Saved entries
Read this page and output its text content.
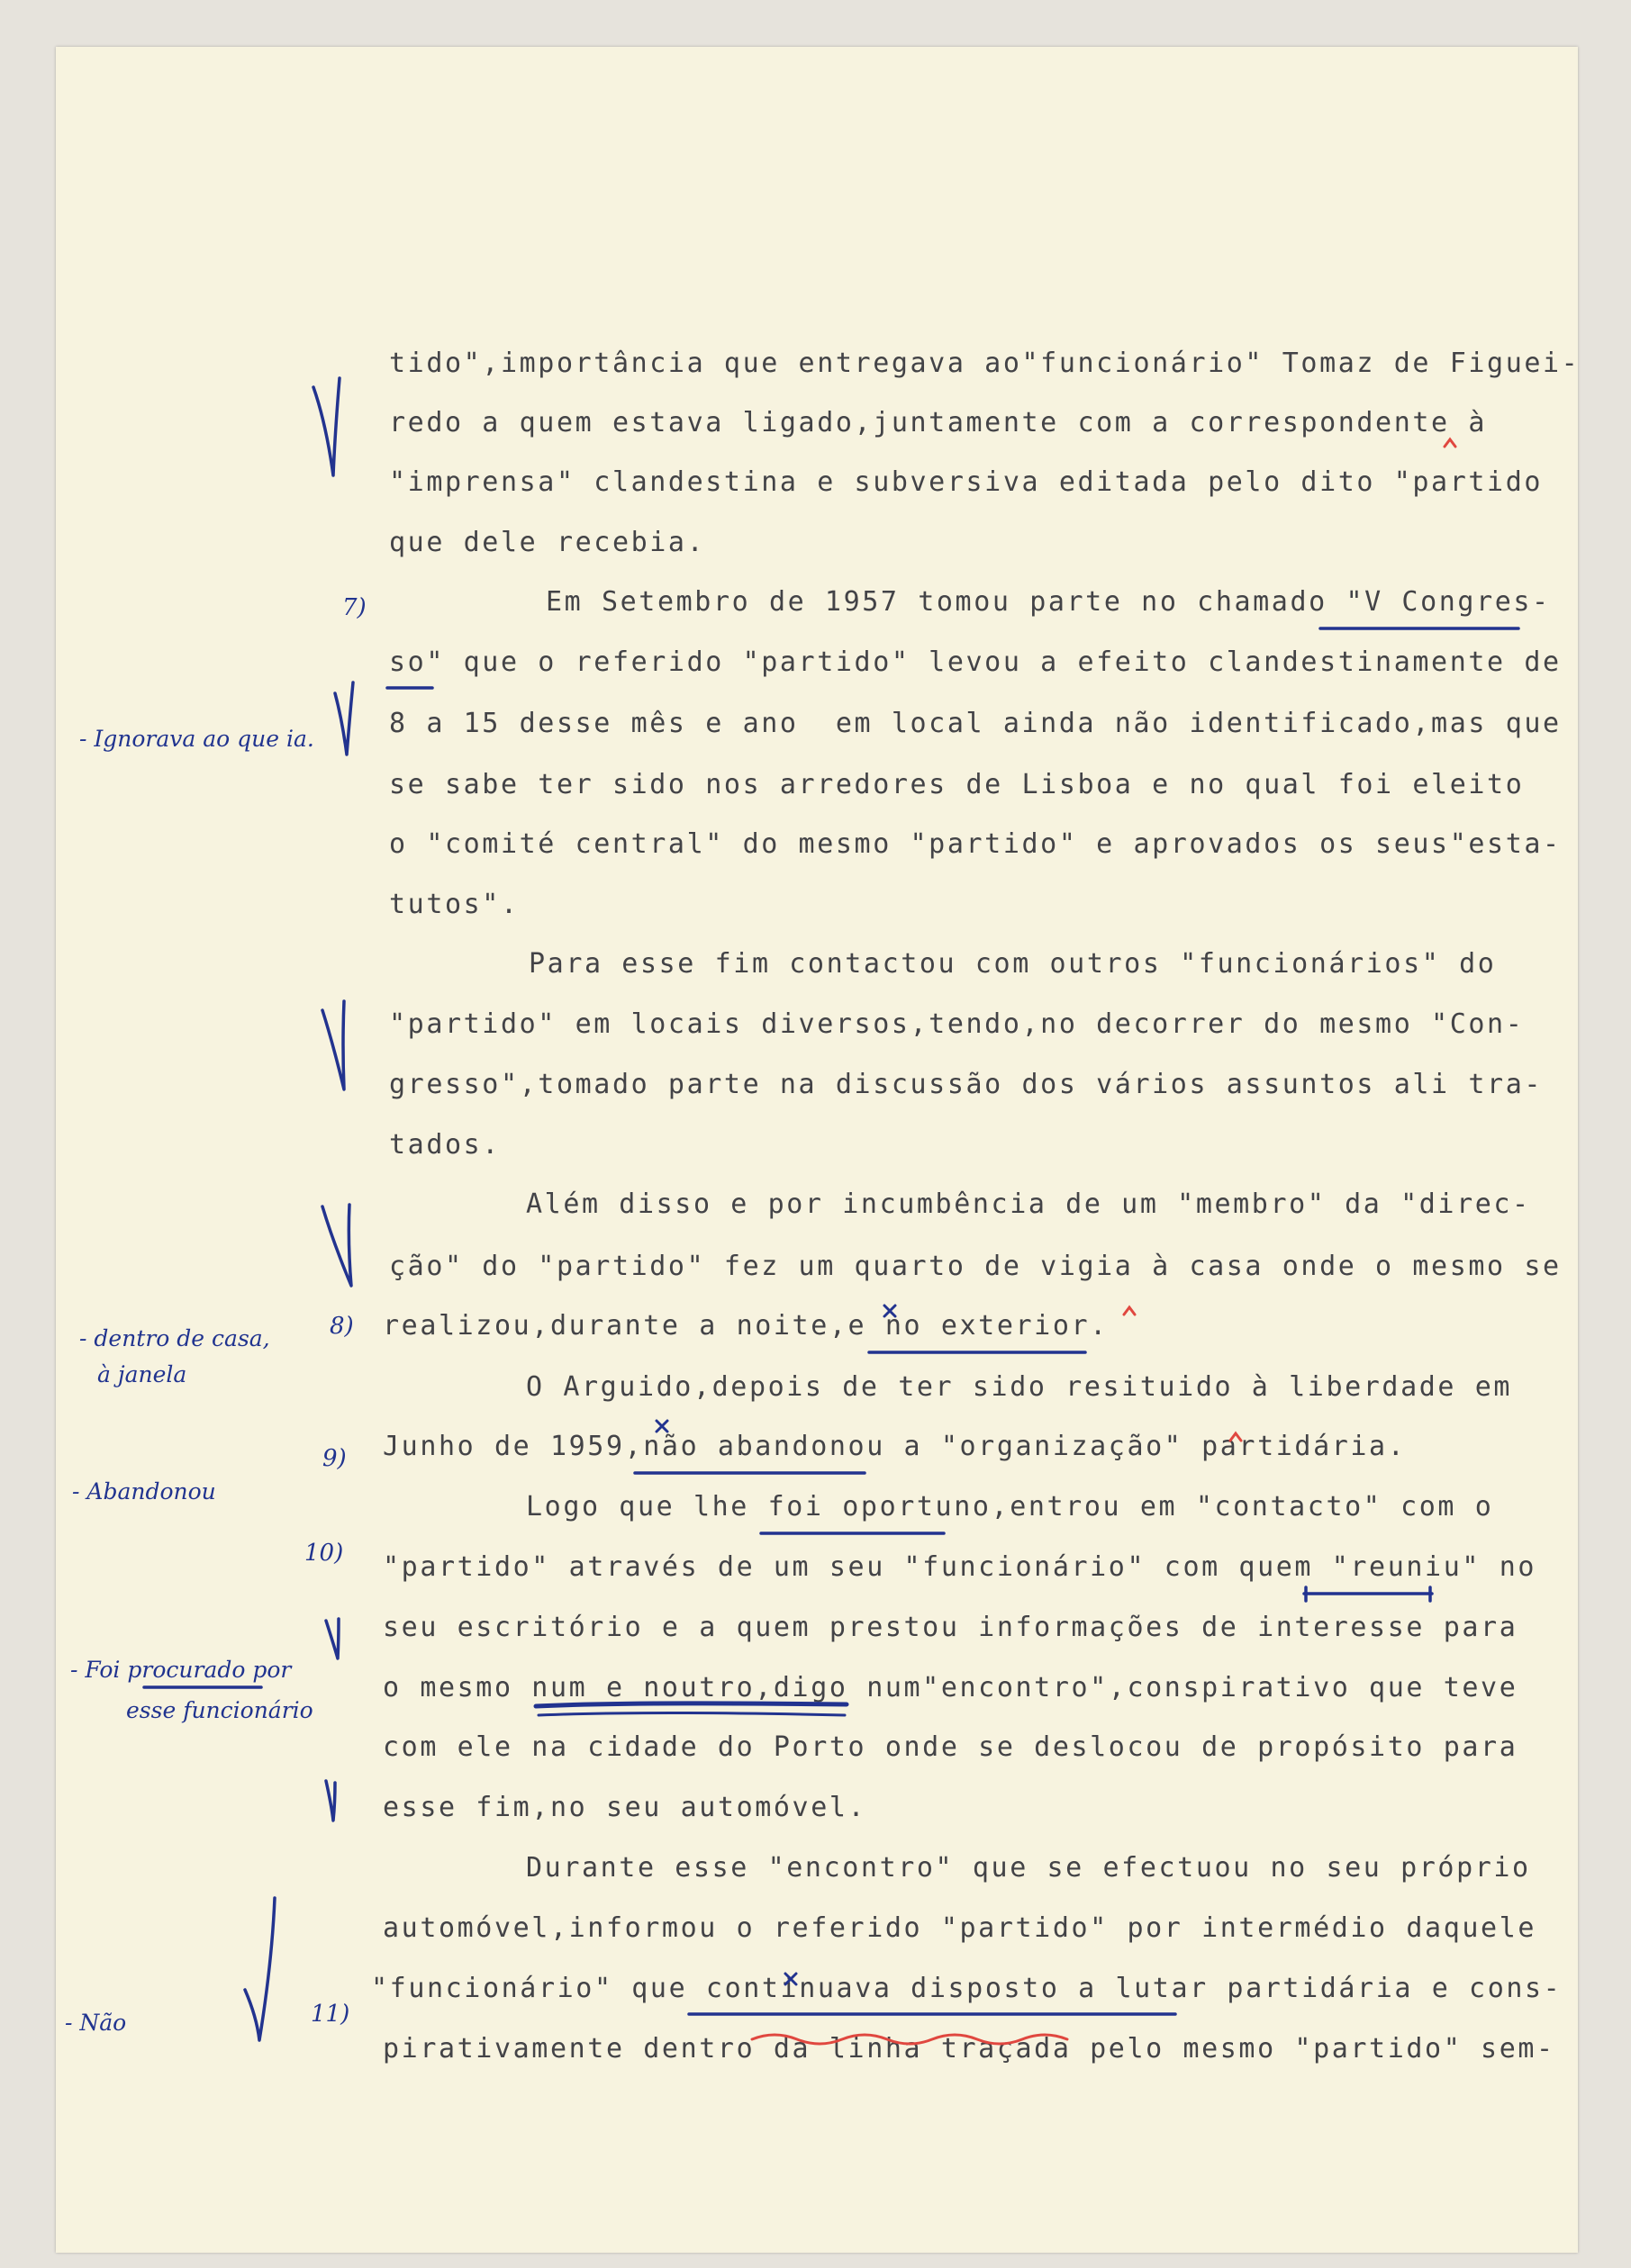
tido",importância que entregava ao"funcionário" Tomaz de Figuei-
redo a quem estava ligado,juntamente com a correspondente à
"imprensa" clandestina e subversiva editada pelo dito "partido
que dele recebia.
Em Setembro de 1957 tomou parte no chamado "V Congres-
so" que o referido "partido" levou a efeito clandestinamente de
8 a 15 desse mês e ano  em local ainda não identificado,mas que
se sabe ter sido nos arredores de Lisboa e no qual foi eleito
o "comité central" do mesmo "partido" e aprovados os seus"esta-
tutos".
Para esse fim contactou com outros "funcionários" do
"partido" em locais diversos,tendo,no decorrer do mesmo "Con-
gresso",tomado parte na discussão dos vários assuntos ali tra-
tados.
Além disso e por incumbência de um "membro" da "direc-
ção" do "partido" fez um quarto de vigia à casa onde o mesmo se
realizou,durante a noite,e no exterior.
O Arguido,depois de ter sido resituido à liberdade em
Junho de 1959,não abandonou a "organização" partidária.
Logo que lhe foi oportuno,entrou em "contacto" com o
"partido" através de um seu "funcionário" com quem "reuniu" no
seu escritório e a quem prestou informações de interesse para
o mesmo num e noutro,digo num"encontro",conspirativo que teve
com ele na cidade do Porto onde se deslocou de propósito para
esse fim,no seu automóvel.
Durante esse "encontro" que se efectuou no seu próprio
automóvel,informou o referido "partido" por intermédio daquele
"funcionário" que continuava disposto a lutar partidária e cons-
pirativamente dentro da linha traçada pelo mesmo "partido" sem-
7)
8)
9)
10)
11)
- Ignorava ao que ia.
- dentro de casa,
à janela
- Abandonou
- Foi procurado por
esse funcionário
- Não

▸ **Task prompt**: Write out the data precisely as given, excluding the pictures.

▸ **Response to the exercise**:
Read this page and output its text content.
tido",importância que entregava ao"funcionário" Tomaz de Figuei-
redo a quem estava ligado,juntamente com a correspondente à
"imprensa" clandestina e subversiva editada pelo dito "partido
que dele recebia.
Em Setembro de 1957 tomou parte no chamado "V Congres-
so" que o referido "partido" levou a efeito clandestinamente de
8 a 15 desse mês e ano  em local ainda não identificado,mas que
se sabe ter sido nos arredores de Lisboa e no qual foi eleito
o "comité central" do mesmo "partido" e aprovados os seus"esta-
tutos".
Para esse fim contactou com outros "funcionários" do
"partido" em locais diversos,tendo,no decorrer do mesmo "Con-
gresso",tomado parte na discussão dos vários assuntos ali tra-
tados.
Além disso e por incumbência de um "membro" da "direc-
ção" do "partido" fez um quarto de vigia à casa onde o mesmo se
realizou,durante a noite,e no exterior.
O Arguido,depois de ter sido resituido à liberdade em
Junho de 1959,não abandonou a "organização" partidária.
Logo que lhe foi oportuno,entrou em "contacto" com o
"partido" através de um seu "funcionário" com quem "reuniu" no
seu escritório e a quem prestou informações de interesse para
o mesmo num e noutro,digo num"encontro",conspirativo que teve
com ele na cidade do Porto onde se deslocou de propósito para
esse fim,no seu automóvel.
Durante esse "encontro" que se efectuou no seu próprio
automóvel,informou o referido "partido" por intermédio daquele
"funcionário" que continuava disposto a lutar partidária e cons-
pirativamente dentro da linha traçada pelo mesmo "partido" sem-
7)
8)
9)
10)
11)
- Ignorava ao que ia.
- dentro de casa,
à janela
- Abandonou
- Foi procurado por
esse funcionário
- Não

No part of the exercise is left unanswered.